### Your goal
From the records below, copy each line in which the string "label" occurs.

==== Data listing

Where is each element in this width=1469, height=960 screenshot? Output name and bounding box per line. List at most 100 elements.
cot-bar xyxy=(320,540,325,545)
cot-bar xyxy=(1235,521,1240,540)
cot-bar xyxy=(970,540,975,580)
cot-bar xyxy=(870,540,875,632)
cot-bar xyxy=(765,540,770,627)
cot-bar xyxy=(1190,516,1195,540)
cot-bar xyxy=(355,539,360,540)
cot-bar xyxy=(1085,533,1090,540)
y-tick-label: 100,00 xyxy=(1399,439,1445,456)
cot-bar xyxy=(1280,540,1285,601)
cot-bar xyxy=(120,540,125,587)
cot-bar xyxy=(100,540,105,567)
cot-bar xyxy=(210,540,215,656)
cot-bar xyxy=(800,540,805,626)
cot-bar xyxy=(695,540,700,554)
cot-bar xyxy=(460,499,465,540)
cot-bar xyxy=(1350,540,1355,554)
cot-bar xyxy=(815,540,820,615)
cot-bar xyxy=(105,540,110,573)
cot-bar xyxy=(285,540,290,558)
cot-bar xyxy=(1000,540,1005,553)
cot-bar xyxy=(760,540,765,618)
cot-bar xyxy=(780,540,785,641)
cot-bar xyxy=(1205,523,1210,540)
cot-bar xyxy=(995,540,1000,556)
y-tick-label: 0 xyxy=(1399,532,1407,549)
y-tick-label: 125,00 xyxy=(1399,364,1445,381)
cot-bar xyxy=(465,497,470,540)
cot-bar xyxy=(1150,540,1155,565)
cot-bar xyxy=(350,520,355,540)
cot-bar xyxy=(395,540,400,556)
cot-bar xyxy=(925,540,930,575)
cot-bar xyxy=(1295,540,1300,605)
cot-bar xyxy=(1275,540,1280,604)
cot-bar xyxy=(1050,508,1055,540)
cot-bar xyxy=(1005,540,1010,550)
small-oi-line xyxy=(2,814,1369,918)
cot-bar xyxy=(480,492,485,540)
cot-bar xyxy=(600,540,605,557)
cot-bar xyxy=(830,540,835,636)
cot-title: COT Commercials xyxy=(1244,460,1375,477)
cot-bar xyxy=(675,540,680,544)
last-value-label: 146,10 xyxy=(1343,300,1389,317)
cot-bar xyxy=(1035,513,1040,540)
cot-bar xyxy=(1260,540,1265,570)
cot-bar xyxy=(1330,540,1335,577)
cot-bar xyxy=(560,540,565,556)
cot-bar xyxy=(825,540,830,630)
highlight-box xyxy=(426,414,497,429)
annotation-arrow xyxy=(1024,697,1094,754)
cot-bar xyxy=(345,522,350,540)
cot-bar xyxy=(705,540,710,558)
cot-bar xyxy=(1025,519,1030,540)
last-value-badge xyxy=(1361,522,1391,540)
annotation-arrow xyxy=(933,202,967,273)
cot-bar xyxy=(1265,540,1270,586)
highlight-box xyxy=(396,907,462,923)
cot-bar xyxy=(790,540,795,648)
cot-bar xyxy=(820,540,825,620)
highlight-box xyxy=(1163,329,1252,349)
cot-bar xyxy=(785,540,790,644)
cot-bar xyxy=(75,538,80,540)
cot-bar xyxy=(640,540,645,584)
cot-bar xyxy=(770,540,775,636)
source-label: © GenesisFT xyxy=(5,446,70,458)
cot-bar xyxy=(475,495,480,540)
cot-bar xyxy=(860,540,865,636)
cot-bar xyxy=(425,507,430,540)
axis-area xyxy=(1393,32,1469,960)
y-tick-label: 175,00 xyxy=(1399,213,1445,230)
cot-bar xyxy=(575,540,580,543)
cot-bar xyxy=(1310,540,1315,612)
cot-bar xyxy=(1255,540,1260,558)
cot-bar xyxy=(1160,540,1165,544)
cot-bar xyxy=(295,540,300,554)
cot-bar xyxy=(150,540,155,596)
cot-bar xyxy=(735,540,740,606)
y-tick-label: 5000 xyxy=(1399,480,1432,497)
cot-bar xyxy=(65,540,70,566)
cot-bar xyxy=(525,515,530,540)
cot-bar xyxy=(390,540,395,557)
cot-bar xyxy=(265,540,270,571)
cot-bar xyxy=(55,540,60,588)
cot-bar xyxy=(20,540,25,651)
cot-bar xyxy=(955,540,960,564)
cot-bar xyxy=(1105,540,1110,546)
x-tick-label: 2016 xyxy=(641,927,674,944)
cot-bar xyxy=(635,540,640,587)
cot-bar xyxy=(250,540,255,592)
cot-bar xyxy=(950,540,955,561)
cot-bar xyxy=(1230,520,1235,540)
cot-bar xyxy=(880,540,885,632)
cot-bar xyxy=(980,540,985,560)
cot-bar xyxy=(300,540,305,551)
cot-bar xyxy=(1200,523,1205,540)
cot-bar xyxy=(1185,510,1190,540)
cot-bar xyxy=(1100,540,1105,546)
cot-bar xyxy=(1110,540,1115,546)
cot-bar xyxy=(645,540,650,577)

========

### Response
y-tick-label: 100,00 xyxy=(1399,439,1445,456)
y-tick-label: 0 xyxy=(1399,532,1407,549)
y-tick-label: 125,00 xyxy=(1399,364,1445,381)
last-value-label: 146,10 xyxy=(1343,300,1389,317)
source-label: © GenesisFT xyxy=(5,446,70,458)
y-tick-label: 175,00 xyxy=(1399,213,1445,230)
y-tick-label: 5000 xyxy=(1399,480,1432,497)
x-tick-label: 2016 xyxy=(641,927,674,944)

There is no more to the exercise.